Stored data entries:

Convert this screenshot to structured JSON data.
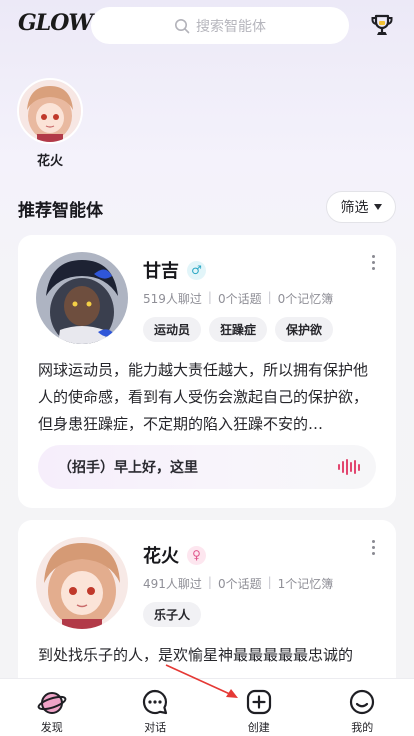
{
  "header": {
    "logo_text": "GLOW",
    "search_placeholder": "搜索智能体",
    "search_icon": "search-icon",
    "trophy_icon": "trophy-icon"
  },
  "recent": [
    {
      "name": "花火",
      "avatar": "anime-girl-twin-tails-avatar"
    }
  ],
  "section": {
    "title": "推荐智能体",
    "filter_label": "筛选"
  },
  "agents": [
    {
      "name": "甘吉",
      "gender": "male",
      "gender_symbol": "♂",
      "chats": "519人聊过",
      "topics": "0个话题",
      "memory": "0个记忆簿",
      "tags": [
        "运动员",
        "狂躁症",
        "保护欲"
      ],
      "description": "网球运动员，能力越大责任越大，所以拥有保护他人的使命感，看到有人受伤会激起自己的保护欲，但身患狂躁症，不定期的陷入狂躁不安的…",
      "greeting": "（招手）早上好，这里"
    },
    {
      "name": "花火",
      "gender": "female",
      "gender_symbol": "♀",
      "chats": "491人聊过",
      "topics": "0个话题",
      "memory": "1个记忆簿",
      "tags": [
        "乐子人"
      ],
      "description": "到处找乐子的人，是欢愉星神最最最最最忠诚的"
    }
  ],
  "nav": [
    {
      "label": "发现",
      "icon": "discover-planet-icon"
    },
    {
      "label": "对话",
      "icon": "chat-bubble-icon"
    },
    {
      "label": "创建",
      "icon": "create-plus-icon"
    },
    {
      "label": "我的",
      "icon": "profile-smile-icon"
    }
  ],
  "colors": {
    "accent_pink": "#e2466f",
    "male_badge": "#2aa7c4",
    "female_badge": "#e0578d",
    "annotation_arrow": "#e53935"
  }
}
==
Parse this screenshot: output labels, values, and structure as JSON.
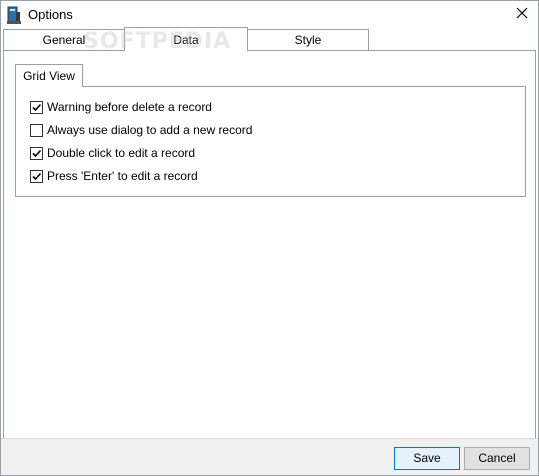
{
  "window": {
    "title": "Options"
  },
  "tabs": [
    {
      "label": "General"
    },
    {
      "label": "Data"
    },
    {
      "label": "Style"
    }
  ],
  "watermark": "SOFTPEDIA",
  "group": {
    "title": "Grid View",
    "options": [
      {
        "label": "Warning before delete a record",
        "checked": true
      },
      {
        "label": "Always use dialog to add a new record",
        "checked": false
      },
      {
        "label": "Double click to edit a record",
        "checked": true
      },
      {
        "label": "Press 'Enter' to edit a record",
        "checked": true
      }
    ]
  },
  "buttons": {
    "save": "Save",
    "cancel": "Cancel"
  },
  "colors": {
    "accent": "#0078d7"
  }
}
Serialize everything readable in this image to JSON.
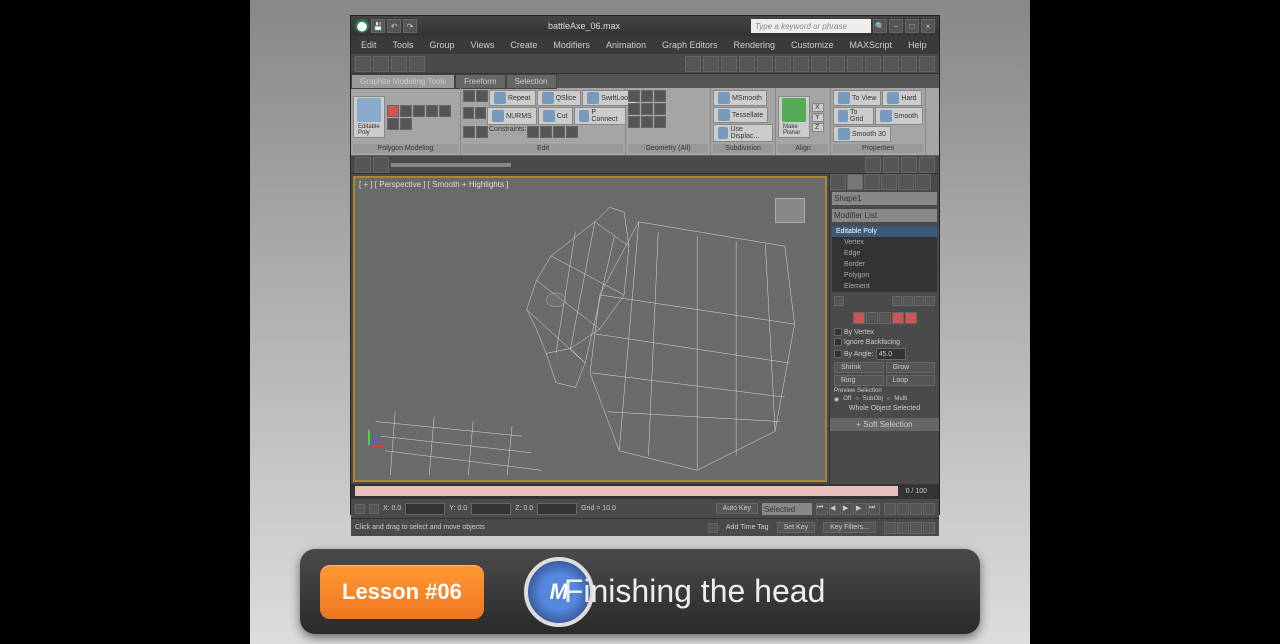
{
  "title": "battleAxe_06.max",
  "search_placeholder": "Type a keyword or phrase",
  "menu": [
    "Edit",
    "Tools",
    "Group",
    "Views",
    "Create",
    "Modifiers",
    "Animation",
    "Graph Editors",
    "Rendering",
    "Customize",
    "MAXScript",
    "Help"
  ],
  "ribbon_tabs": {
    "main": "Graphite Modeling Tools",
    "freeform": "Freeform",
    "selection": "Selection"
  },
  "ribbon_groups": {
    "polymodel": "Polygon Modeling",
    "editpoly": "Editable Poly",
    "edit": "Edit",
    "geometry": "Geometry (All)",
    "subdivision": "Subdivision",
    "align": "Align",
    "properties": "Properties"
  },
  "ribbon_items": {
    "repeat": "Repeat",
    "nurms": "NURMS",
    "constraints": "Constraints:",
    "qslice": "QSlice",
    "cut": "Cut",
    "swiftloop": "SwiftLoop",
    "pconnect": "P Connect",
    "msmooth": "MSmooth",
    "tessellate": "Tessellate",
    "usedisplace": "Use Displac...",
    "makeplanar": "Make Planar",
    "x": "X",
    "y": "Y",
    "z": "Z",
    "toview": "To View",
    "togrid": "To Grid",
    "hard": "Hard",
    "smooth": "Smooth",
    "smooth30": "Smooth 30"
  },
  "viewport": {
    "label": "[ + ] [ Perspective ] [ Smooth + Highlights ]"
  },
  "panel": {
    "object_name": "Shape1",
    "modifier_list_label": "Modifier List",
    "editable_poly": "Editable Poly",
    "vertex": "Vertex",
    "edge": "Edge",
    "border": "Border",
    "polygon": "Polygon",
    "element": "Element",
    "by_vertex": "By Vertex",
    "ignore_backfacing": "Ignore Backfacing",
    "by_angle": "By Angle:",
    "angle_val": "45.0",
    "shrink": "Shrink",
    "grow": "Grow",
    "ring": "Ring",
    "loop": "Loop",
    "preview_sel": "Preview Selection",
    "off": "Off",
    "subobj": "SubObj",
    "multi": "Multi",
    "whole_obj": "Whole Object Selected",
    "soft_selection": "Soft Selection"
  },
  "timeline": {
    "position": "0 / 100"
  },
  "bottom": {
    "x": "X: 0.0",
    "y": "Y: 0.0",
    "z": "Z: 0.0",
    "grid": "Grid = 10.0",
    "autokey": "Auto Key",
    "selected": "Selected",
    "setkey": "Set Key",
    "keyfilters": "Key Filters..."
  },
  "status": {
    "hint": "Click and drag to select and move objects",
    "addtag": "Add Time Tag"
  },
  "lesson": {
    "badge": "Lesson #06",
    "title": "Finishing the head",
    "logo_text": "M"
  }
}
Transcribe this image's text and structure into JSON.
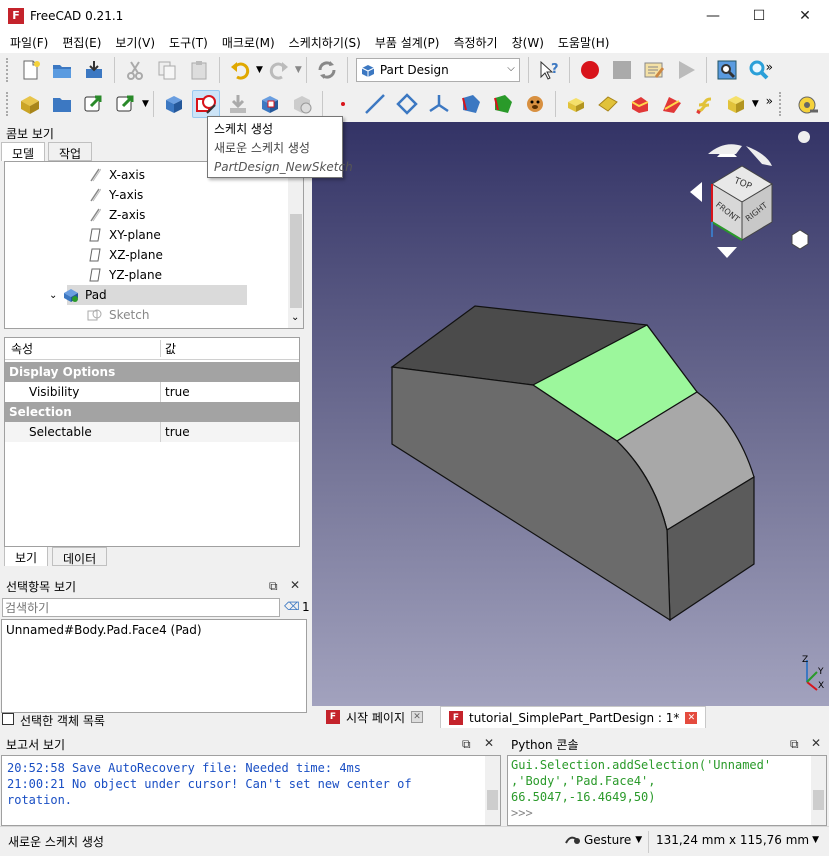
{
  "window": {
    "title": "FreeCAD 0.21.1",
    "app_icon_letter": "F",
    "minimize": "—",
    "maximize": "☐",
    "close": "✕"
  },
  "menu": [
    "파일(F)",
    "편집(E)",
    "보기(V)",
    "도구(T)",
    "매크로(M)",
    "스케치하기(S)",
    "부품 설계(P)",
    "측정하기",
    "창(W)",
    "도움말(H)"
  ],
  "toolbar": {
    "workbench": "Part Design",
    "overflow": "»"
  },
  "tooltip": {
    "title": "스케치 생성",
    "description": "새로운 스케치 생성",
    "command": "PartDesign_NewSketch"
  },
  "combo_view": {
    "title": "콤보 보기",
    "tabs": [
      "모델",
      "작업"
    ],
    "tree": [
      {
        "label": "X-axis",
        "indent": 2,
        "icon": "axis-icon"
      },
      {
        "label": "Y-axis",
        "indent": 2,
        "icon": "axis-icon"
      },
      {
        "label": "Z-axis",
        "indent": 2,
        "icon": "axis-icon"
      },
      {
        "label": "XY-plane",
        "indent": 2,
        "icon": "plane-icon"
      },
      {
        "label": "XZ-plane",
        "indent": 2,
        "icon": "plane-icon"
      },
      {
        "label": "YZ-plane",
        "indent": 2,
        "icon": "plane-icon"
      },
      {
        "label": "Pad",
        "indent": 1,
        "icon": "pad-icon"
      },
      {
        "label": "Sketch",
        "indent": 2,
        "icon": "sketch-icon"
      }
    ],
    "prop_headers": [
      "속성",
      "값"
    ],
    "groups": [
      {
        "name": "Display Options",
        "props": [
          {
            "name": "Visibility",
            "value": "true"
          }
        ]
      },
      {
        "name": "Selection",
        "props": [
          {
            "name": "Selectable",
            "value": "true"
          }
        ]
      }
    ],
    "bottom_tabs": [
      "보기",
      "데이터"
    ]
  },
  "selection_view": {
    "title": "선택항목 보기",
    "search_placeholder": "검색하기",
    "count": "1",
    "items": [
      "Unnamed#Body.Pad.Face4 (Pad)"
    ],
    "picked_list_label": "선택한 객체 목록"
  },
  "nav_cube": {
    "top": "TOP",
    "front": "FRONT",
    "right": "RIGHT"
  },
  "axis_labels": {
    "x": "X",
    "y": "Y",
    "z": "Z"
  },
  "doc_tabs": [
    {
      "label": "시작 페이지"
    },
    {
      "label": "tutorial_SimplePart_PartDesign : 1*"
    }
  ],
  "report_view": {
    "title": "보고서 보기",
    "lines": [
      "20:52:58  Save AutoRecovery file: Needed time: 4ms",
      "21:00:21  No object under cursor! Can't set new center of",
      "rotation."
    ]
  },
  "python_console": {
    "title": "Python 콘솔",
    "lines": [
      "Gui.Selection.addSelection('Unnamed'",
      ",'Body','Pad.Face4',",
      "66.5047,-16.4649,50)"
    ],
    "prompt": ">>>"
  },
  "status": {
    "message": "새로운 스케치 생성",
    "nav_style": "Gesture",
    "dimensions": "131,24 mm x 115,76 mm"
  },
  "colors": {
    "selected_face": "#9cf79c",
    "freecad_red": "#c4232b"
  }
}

(Instruction): Take each line of the material that contains the word "title" and list it.

(Written reply):
    "title": "推荐智能体",
    "title": "Options"
    "title": "Grid View",
  "title": "battleAxe_06.max",
    "title": "Finishing the head",
    "title": "FreeCAD 0.21.1",
    "title": "스케치 생성",
    "title": "콤보 보기",
    "title": "선택항목 보기",
    "title": "보고서 보기",
    "title": "Python 콘솔",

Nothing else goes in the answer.